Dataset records
● ● ●

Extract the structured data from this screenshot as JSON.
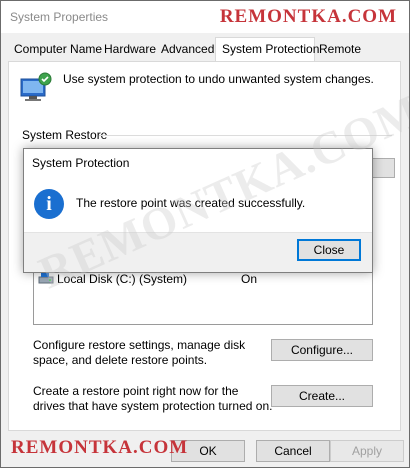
{
  "window": {
    "title": "System Properties"
  },
  "watermark": {
    "text": "REMONTKA.COM"
  },
  "tabs": [
    {
      "label": "Computer Name"
    },
    {
      "label": "Hardware"
    },
    {
      "label": "Advanced"
    },
    {
      "label": "System Protection",
      "selected": true
    },
    {
      "label": "Remote"
    }
  ],
  "protection": {
    "intro": "Use system protection to undo unwanted system changes.",
    "system_restore_label": "System Restore",
    "drives": [
      {
        "name": "Local Disk (C:) (System)",
        "protection": "On"
      }
    ],
    "configure_text": "Configure restore settings, manage disk space, and delete restore points.",
    "configure_label": "Configure...",
    "create_text": "Create a restore point right now for the drives that have system protection turned on.",
    "create_label": "Create..."
  },
  "footer": {
    "ok_label": "OK",
    "cancel_label": "Cancel",
    "apply_label": "Apply"
  },
  "dialog": {
    "title": "System Protection",
    "message": "The restore point was created successfully.",
    "close_label": "Close",
    "icon": "info-icon"
  },
  "colors": {
    "accent": "#0078d7",
    "watermark": "#c6343a",
    "info": "#1a6fd0"
  }
}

● ● ●

# What is expected
Find the lines holding "Configure" and list every one.

# The answer
    "configure_text": "Configure restore settings, manage disk space, and delete restore points.",
    "configure_label": "Configure...",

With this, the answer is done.